_Extracted data entries_
## Begin
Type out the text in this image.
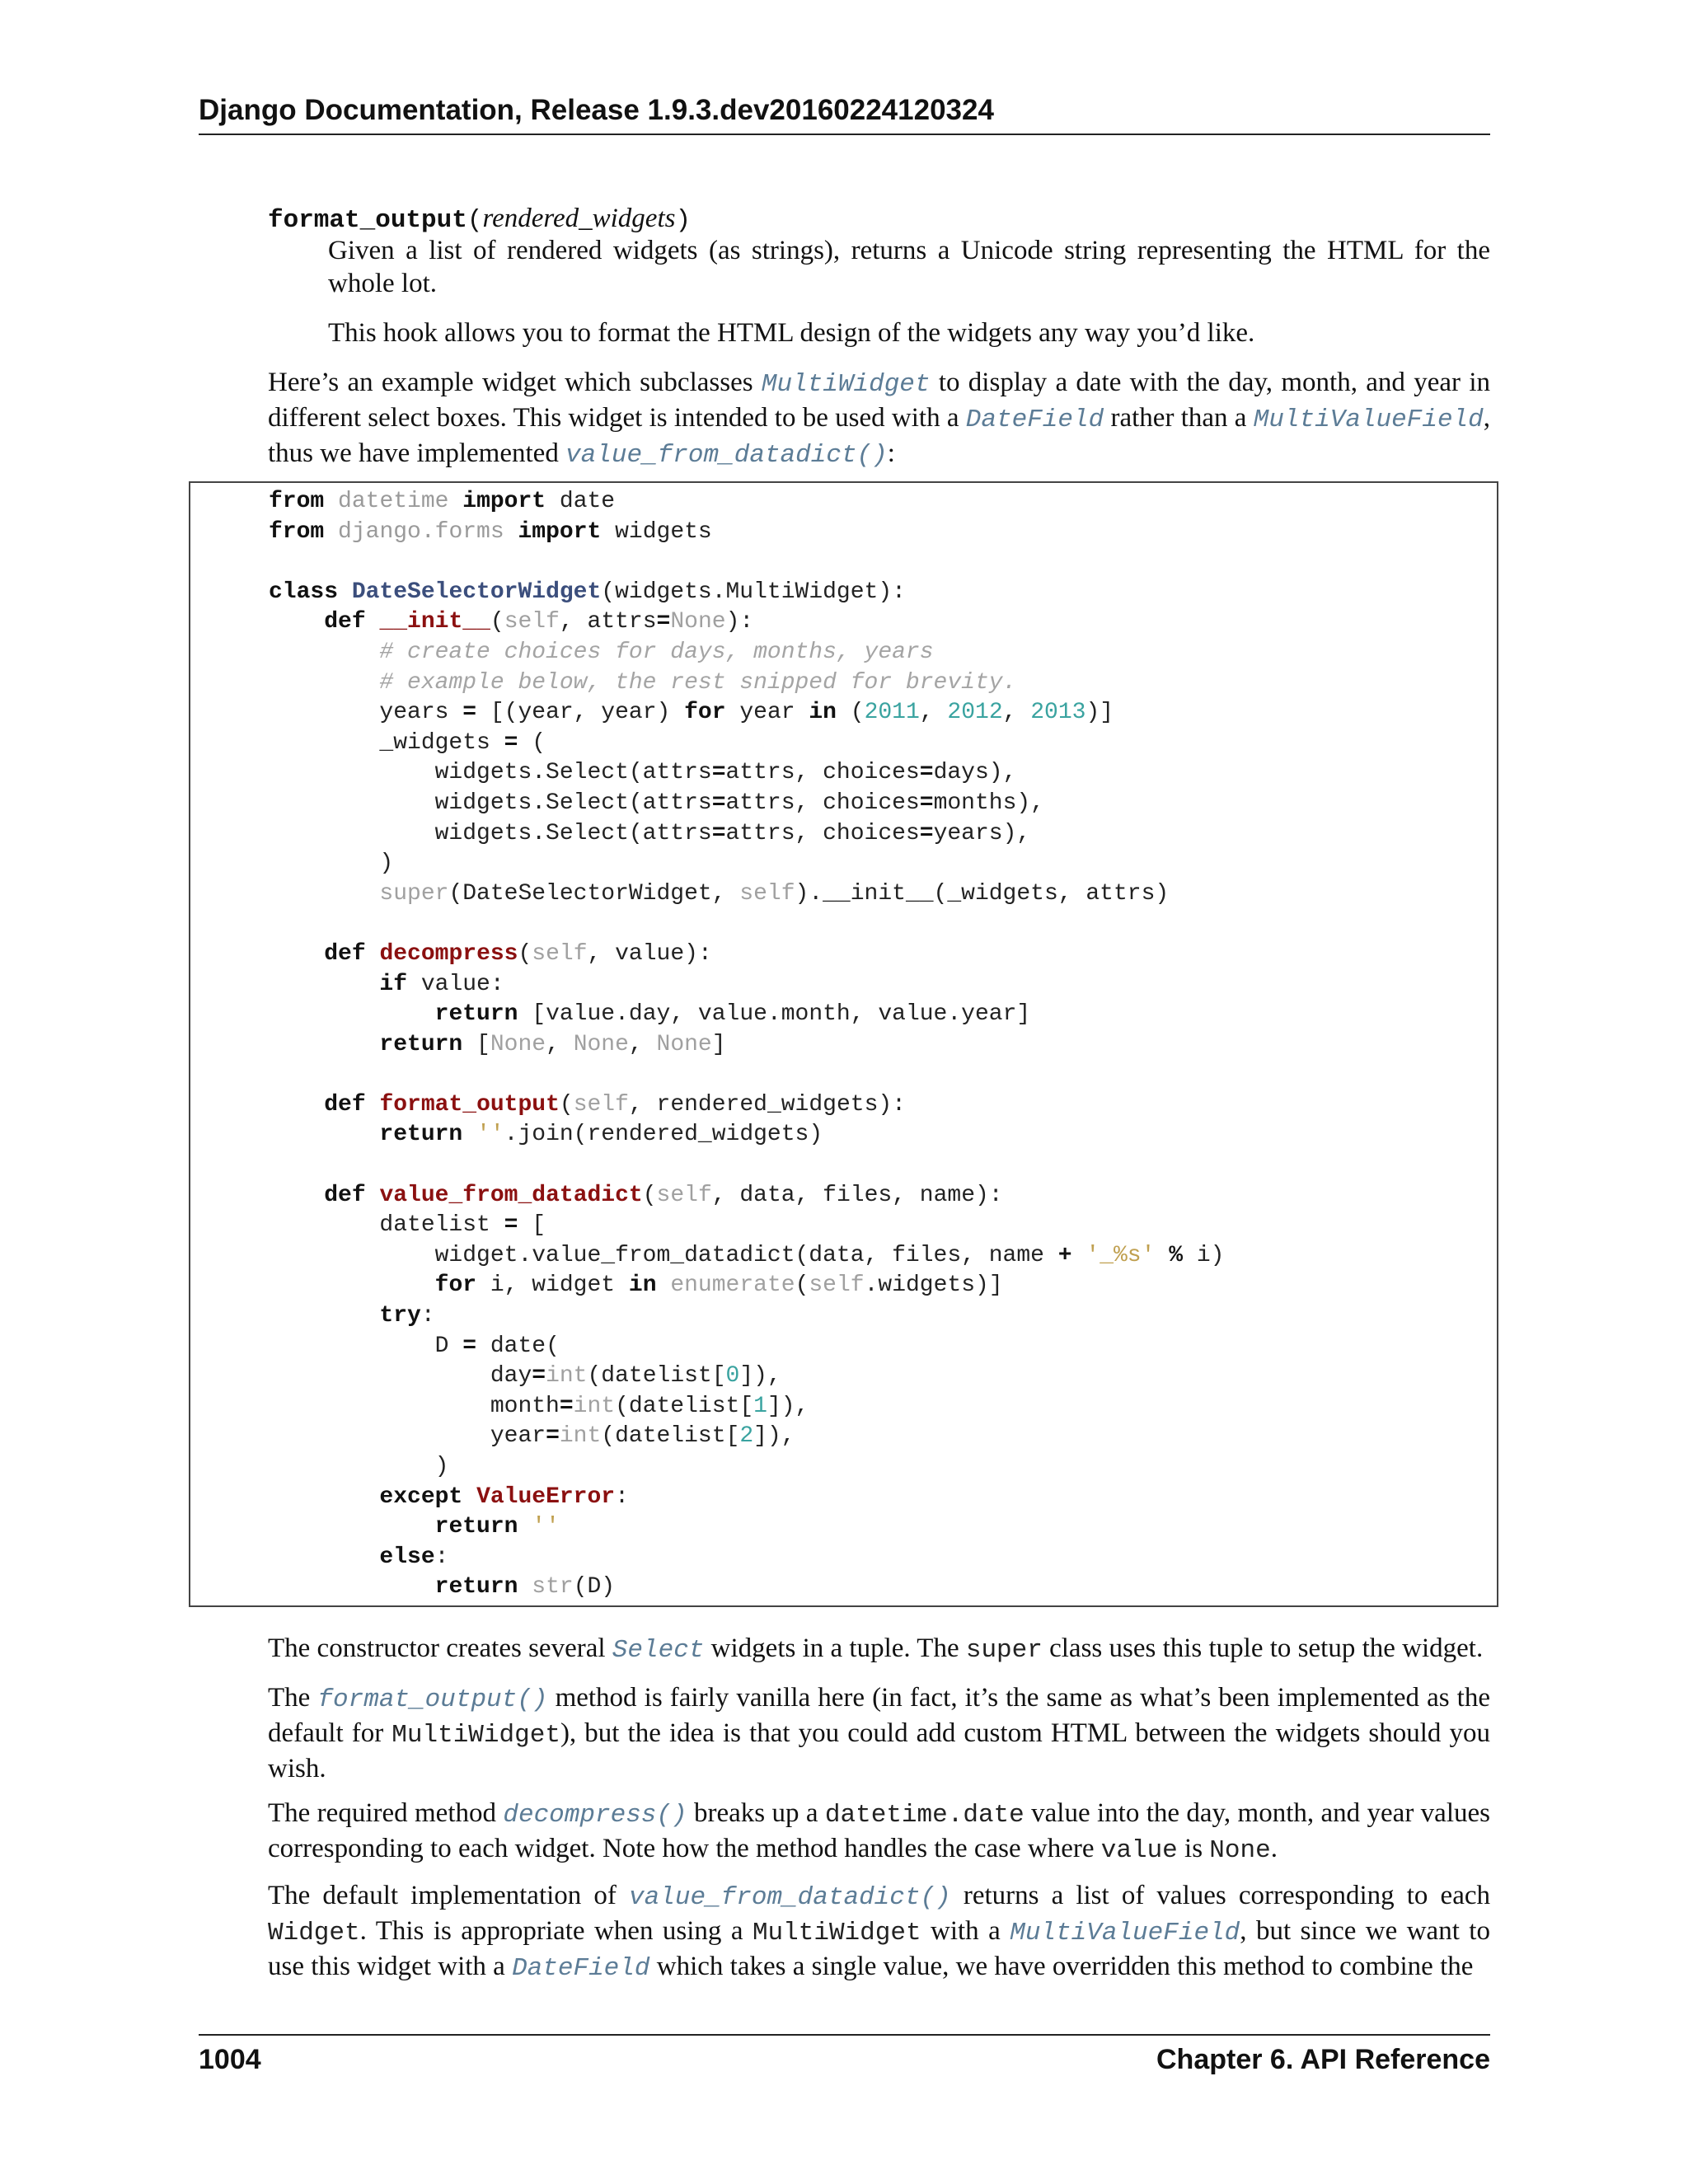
Django Documentation, Release 1.9.3.dev20160224120324

format_output(rendered_widgets)

Given a list of rendered widgets (as strings), returns a Unicode string representing the HTML for the whole lot.

This hook allows you to format the HTML design of the widgets any way you’d like.

Here’s an example widget which subclasses MultiWidget to display a date with the day, month, and year in different select boxes. This widget is intended to be used with a DateField rather than a MultiValueField, thus we have implemented value_from_datadict():

from datetime import date
from django.forms import widgets

class DateSelectorWidget(widgets.MultiWidget):
def __init__(self, attrs=None):
# create choices for days, months, years
# example below, the rest snipped for brevity.
years = [(year, year) for year in (2011, 2012, 2013)]
_widgets = (
widgets.Select(attrs=attrs, choices=days),
widgets.Select(attrs=attrs, choices=months),
widgets.Select(attrs=attrs, choices=years),
)
super(DateSelectorWidget, self).__init__(_widgets, attrs)

def decompress(self, value):
if value:
return [value.day, value.month, value.year]
return [None, None, None]

def format_output(self, rendered_widgets):
return ''.join(rendered_widgets)

def value_from_datadict(self, data, files, name):
datelist = [
widget.value_from_datadict(data, files, name + '_%s' % i)
for i, widget in enumerate(self.widgets)]
try:
D = date(
day=int(datelist[0]),
month=int(datelist[1]),
year=int(datelist[2]),
)
except ValueError:
return ''
else:
return str(D)

The constructor creates several Select widgets in a tuple. The super class uses this tuple to setup the widget.

The format_output() method is fairly vanilla here (in fact, it’s the same as what’s been implemented as the default for MultiWidget), but the idea is that you could add custom HTML between the widgets should you wish.

The required method decompress() breaks up a datetime.date value into the day, month, and year values corresponding to each widget. Note how the method handles the case where value is None.

The default implementation of value_from_datadict() returns a list of values corresponding to each Widget. This is appropriate when using a MultiWidget with a MultiValueField, but since we want to use this widget with a DateField which takes a single value, we have overridden this method to combine the

1004	Chapter 6. API Reference
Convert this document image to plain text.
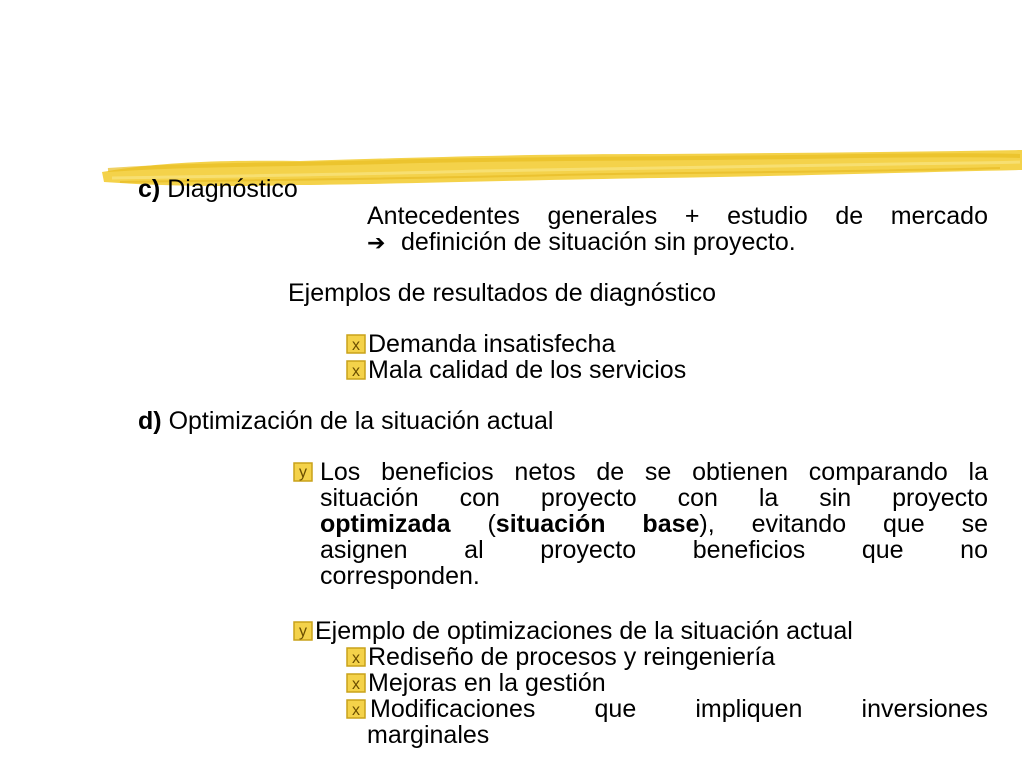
c) Diagnóstico

Antecedentes generales + estudio de mercado

➔ definición de situación sin proyecto.

Ejemplos de resultados de diagnóstico

x Demanda insatisfecha

x Mala calidad de los servicios

d) Optimización de la situación actual

y Los beneficios netos de se obtienen comparando la

situación con proyecto con la sin proyecto

optimizada (situación base), evitando que se

asignen al proyecto beneficios que no

corresponden.

y Ejemplo de optimizaciones de la situación actual

x Rediseño de procesos y reingeniería

x Mejoras en la gestión

x Modificaciones que impliquen inversiones

marginales
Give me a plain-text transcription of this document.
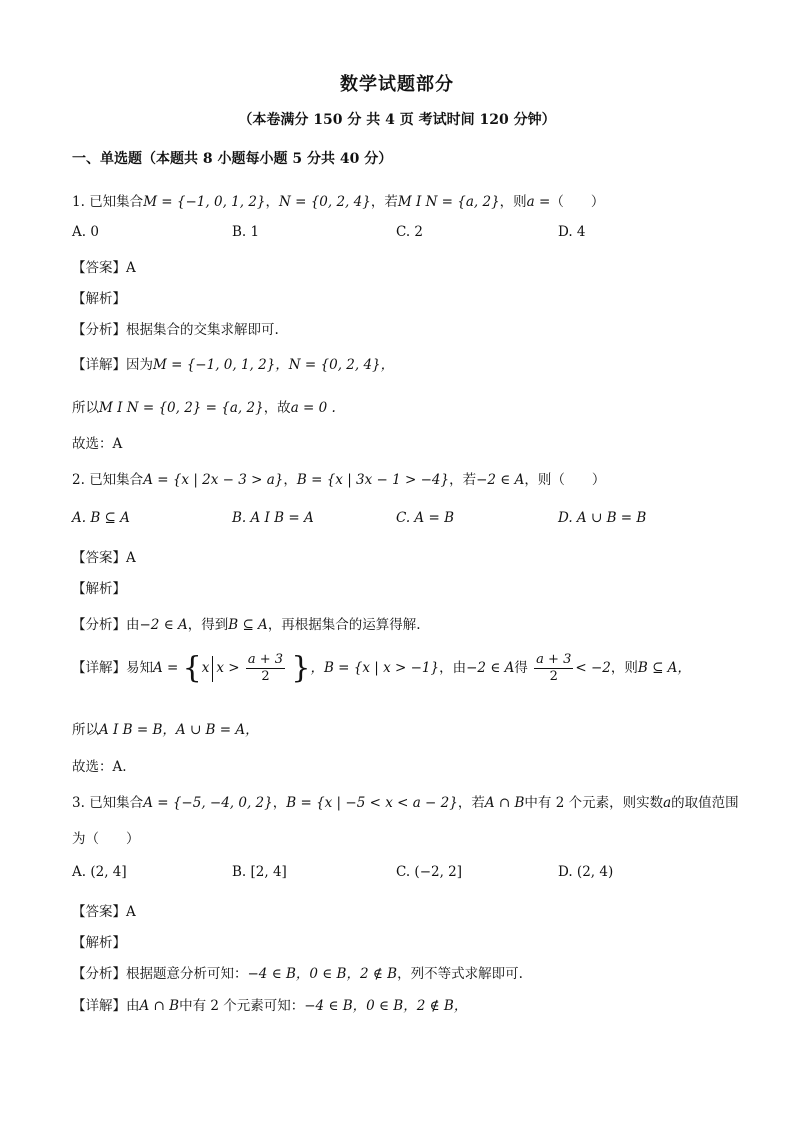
数学试题部分
（本卷满分 150 分 共 4 页 考试时间 120 分钟）
一、单选题（本题共 8 小题每小题 5 分共 40 分）
1. 已知集合M = {−1, 0, 1, 2}，N = {0, 2, 4}，若M I N = {a, 2}，则a =（　　）
A. 0	B. 1	C. 2	D. 4
【答案】A
【解析】
【分析】根据集合的交集求解即可.
【详解】因为M = {−1, 0, 1, 2}，N = {0, 2, 4}，
所以M I N = {0, 2} = {a, 2}，故a = 0 .
故选：A
2. 已知集合A = {x | 2x − 3 > a}，B = {x | 3x − 1 > −4}，若−2 ∈ A，则（　　）
A. B ⊆ A	B. A I B = A	C. A = B	D. A ∪ B = B
【答案】A
【解析】
【分析】由−2 ∈ A，得到B ⊆ A，再根据集合的运算得解.
【详解】易知A = {x $x > \frac{a + 3}{2}$ }，B = {x | x > −1}，由−2 ∈ A得 $\frac{a + 3}{2} < -2$，则B ⊆ A，
所以A I B = B，A ∪ B = A，
故选：A.
3. 已知集合A = {−5, −4, 0, 2}，B = {x | −5 < x < a − 2}，若A ∩ B中有 2 个元素，则实数a的取值范围
为（　　）
A. (2, 4]	B. [2, 4]	C. (−2, 2]	D. (2, 4)
【答案】A
【解析】
【分析】根据题意分析可知：−4 ∈ B，0 ∈ B，2 ∉ B，列不等式求解即可.
【详解】由A ∩ B中有 2 个元素可知：−4 ∈ B，0 ∈ B，2 ∉ B，
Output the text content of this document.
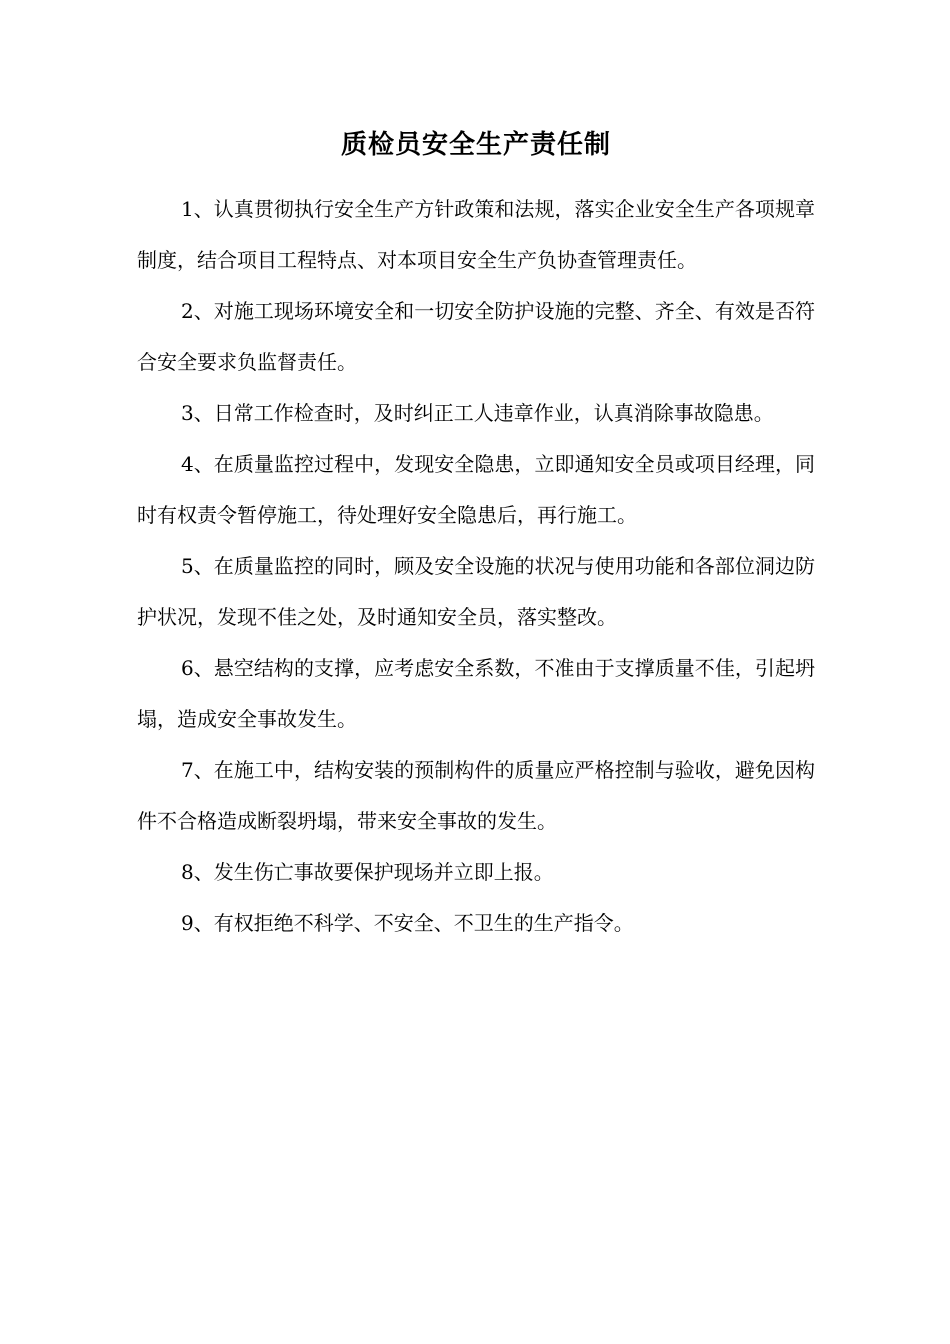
质检员安全生产责任制

1、认真贯彻执行安全生产方针政策和法规，落实企业安全生产各项规章 制度，结合项目工程特点、对本项目安全生产负协查管理责任。

2、对施工现场环境安全和一切安全防护设施的完整、齐全、有效是否符 合安全要求负监督责任。

3、日常工作检查时，及时纠正工人违章作业，认真消除事故隐患。

4、在质量监控过程中，发现安全隐患，立即通知安全员或项目经理，同 时有权责令暂停施工，待处理好安全隐患后，再行施工。

5、在质量监控的同时，顾及安全设施的状况与使用功能和各部位洞边防 护状况，发现不佳之处，及时通知安全员，落实整改。

6、悬空结构的支撑，应考虑安全系数，不准由于支撑质量不佳，引起坍 塌，造成安全事故发生。

7、在施工中，结构安装的预制构件的质量应严格控制与验收，避免因构 件不合格造成断裂坍塌，带来安全事故的发生。

8、发生伤亡事故要保护现场并立即上报。

9、有权拒绝不科学、不安全、不卫生的生产指令。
## End
_WRITTEN INSTRUCTION_
Write out each entry exactly as given, omitting any picture.

_THE RESPONSE_
Type out the text in this image.
Django Documentation, Release 1.9.3.dev20160224120324

format_output(rendered_widgets)

Given a list of rendered widgets (as strings), returns a Unicode string representing the HTML for the whole lot.

This hook allows you to format the HTML design of the widgets any way you’d like.

Here’s an example widget which subclasses MultiWidget to display a date with the day, month, and year in different select boxes. This widget is intended to be used with a DateField rather than a MultiValueField, thus we have implemented value_from_datadict():

from datetime import date
from django.forms import widgets

class DateSelectorWidget(widgets.MultiWidget):
def __init__(self, attrs=None):
# create choices for days, months, years
# example below, the rest snipped for brevity.
years = [(year, year) for year in (2011, 2012, 2013)]
_widgets = (
widgets.Select(attrs=attrs, choices=days),
widgets.Select(attrs=attrs, choices=months),
widgets.Select(attrs=attrs, choices=years),
)
super(DateSelectorWidget, self).__init__(_widgets, attrs)

def decompress(self, value):
if value:
return [value.day, value.month, value.year]
return [None, None, None]

def format_output(self, rendered_widgets):
return ''.join(rendered_widgets)

def value_from_datadict(self, data, files, name):
datelist = [
widget.value_from_datadict(data, files, name + '_%s' % i)
for i, widget in enumerate(self.widgets)]
try:
D = date(
day=int(datelist[0]),
month=int(datelist[1]),
year=int(datelist[2]),
)
except ValueError:
return ''
else:
return str(D)

The constructor creates several Select widgets in a tuple. The super class uses this tuple to setup the widget.

The format_output() method is fairly vanilla here (in fact, it’s the same as what’s been implemented as the default for MultiWidget), but the idea is that you could add custom HTML between the widgets should you wish.

The required method decompress() breaks up a datetime.date value into the day, month, and year values corresponding to each widget. Note how the method handles the case where value is None.

The default implementation of value_from_datadict() returns a list of values corresponding to each Widget. This is appropriate when using a MultiWidget with a MultiValueField, but since we want to use this widget with a DateField which takes a single value, we have overridden this method to combine the

1004	Chapter 6. API Reference
Convert this document image to plain text.
c) Diagnóstico

Antecedentes generales + estudio de mercado

➔ definición de situación sin proyecto.

Ejemplos de resultados de diagnóstico

x Demanda insatisfecha

x Mala calidad de los servicios

d) Optimización de la situación actual

y Los beneficios netos de se obtienen comparando la

situación con proyecto con la sin proyecto

optimizada (situación base), evitando que se

asignen al proyecto beneficios que no

corresponden.

y Ejemplo de optimizaciones de la situación actual

x Rediseño de procesos y reingeniería

x Mejoras en la gestión

x Modificaciones que impliquen inversiones

marginales
Give me a plain-text transcription of this document.
数学试题部分
（本卷满分 150 分 共 4 页 考试时间 120 分钟）
一、单选题（本题共 8 小题每小题 5 分共 40 分）
1. 已知集合M = {−1, 0, 1, 2}，N = {0, 2, 4}，若M I N = {a, 2}，则a =（　　）
A. 0	B. 1	C. 2	D. 4
【答案】A
【解析】
【分析】根据集合的交集求解即可.
【详解】因为M = {−1, 0, 1, 2}，N = {0, 2, 4}，
所以M I N = {0, 2} = {a, 2}，故a = 0 .
故选：A
2. 已知集合A = {x | 2x − 3 > a}，B = {x | 3x − 1 > −4}，若−2 ∈ A，则（　　）
A. B ⊆ A	B. A I B = A	C. A = B	D. A ∪ B = B
【答案】A
【解析】
【分析】由−2 ∈ A，得到B ⊆ A，再根据集合的运算得解.
【详解】易知A = {x $x > \frac{a + 3}{2}$ }，B = {x | x > −1}，由−2 ∈ A得 $\frac{a + 3}{2} < -2$，则B ⊆ A，
所以A I B = B，A ∪ B = A，
故选：A.
3. 已知集合A = {−5, −4, 0, 2}，B = {x | −5 < x < a − 2}，若A ∩ B中有 2 个元素，则实数a的取值范围
为（　　）
A. (2, 4]	B. [2, 4]	C. (−2, 2]	D. (2, 4)
【答案】A
【解析】
【分析】根据题意分析可知：−4 ∈ B，0 ∈ B，2 ∉ B，列不等式求解即可.
【详解】由A ∩ B中有 2 个元素可知：−4 ∈ B，0 ∈ B，2 ∉ B，
Output the text content of this document.
质检员安全生产责任制

1、认真贯彻执行安全生产方针政策和法规，落实企业安全生产各项规章 制度，结合项目工程特点、对本项目安全生产负协查管理责任。

2、对施工现场环境安全和一切安全防护设施的完整、齐全、有效是否符 合安全要求负监督责任。

3、日常工作检查时，及时纠正工人违章作业，认真消除事故隐患。

4、在质量监控过程中，发现安全隐患，立即通知安全员或项目经理，同 时有权责令暂停施工，待处理好安全隐患后，再行施工。

5、在质量监控的同时，顾及安全设施的状况与使用功能和各部位洞边防 护状况，发现不佳之处，及时通知安全员，落实整改。

6、悬空结构的支撑，应考虑安全系数，不准由于支撑质量不佳，引起坍 塌，造成安全事故发生。

7、在施工中，结构安装的预制构件的质量应严格控制与验收，避免因构 件不合格造成断裂坍塌，带来安全事故的发生。

8、发生伤亡事故要保护现场并立即上报。

9、有权拒绝不科学、不安全、不卫生的生产指令。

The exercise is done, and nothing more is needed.